* **Exercise description**
Return only the count of lines in which the word "гильзы" appears.

Records from a data source

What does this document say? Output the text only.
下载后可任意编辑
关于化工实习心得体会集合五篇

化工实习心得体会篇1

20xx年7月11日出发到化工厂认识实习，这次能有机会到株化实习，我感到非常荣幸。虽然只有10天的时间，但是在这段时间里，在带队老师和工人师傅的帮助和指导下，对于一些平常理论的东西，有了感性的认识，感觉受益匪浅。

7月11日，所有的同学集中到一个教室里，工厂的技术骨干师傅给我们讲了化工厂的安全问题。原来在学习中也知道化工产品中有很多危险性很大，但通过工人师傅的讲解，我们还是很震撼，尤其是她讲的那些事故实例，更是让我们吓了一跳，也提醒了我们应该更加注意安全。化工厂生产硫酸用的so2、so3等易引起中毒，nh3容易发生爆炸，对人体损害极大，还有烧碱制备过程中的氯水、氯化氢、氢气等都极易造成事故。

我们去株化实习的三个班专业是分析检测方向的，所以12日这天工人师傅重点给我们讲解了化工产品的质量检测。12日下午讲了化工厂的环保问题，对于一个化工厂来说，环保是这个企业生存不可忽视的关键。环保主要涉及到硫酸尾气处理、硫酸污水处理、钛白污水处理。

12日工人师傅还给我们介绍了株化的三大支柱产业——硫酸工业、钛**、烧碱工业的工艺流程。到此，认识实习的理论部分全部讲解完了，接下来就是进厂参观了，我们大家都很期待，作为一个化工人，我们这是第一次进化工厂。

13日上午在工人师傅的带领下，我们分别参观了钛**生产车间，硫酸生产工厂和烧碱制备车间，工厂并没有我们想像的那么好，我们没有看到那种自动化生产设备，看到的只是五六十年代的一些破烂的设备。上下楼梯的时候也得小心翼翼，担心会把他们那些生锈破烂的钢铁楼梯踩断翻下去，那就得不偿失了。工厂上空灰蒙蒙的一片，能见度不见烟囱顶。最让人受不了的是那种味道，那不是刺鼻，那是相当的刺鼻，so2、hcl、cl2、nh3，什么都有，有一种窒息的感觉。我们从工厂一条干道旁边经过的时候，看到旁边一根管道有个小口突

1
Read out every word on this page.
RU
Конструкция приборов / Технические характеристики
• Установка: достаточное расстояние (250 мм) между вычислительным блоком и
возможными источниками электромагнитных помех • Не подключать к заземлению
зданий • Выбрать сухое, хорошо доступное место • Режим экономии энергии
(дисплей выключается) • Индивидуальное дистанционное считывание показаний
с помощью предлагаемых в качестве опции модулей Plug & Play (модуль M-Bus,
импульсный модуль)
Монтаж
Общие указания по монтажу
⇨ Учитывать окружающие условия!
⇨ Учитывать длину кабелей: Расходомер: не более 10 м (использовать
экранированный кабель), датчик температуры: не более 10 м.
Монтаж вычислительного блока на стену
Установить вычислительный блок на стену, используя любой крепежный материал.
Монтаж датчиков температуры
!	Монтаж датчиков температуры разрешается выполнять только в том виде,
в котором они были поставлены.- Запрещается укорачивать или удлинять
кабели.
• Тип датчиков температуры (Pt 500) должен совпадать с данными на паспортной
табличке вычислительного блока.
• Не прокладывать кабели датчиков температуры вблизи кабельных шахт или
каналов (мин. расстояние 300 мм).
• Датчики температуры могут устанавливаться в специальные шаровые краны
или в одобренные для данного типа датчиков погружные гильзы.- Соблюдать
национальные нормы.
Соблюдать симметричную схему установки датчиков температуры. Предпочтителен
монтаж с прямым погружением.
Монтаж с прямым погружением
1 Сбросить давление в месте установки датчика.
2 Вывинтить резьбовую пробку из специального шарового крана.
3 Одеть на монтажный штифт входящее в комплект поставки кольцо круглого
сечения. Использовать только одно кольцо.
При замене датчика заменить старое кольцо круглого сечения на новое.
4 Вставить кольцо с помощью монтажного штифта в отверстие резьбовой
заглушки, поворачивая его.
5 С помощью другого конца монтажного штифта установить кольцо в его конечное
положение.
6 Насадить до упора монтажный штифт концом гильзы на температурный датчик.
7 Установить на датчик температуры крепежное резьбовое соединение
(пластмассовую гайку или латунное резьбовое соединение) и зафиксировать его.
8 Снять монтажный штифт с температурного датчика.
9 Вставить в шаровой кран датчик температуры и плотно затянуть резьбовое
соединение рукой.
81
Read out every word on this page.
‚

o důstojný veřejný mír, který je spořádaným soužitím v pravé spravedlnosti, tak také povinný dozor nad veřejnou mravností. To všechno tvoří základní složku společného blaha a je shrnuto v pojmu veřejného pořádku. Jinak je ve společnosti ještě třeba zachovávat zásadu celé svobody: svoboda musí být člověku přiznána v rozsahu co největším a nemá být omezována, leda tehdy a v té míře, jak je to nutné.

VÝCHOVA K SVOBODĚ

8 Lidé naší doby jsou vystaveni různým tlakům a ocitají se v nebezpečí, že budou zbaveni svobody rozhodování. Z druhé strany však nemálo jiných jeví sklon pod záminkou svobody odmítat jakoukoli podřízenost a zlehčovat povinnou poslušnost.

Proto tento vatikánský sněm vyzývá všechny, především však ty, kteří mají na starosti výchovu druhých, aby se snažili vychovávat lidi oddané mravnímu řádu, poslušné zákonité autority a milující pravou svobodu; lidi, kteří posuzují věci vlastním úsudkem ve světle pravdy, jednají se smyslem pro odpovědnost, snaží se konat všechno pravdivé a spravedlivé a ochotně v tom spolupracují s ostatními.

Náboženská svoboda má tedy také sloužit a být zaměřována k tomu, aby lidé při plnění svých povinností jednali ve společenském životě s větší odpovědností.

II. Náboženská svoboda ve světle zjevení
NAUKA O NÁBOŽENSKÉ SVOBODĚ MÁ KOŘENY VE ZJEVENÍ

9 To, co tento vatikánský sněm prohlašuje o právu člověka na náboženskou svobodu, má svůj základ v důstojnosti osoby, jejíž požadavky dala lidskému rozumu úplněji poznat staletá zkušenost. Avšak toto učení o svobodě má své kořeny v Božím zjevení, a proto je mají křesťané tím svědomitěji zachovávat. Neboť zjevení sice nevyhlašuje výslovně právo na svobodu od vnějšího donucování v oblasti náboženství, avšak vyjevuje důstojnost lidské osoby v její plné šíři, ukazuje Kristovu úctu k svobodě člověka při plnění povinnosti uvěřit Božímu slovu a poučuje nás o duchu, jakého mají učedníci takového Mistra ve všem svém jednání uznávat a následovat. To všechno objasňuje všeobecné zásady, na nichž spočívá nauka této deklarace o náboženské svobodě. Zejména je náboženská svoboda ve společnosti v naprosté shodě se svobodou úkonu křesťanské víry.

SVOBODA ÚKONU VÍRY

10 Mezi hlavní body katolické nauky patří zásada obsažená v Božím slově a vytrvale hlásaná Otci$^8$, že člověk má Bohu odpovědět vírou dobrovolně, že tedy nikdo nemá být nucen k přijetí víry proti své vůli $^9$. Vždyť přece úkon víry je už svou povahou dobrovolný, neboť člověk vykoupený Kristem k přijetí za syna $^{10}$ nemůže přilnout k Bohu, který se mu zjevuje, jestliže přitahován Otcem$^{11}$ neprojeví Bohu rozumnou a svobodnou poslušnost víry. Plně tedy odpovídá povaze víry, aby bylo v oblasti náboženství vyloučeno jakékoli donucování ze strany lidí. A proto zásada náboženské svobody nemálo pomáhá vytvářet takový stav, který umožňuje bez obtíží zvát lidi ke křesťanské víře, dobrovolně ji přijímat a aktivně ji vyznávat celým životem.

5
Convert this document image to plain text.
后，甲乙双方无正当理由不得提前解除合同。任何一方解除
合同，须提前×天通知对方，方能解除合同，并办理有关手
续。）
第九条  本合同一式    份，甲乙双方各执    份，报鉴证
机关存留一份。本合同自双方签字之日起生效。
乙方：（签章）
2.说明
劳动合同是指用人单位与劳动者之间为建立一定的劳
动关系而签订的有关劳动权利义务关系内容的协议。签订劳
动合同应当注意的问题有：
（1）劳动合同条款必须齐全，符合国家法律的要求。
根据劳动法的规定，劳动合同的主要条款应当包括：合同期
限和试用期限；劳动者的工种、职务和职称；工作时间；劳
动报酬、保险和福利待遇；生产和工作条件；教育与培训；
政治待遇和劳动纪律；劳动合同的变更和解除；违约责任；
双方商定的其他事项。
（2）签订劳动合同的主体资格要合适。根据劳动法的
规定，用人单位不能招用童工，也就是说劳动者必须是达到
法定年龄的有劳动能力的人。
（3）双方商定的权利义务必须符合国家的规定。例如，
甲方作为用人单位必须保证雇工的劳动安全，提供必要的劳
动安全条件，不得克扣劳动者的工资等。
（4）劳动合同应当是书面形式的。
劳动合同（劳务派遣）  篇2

* **Exercise solution**
2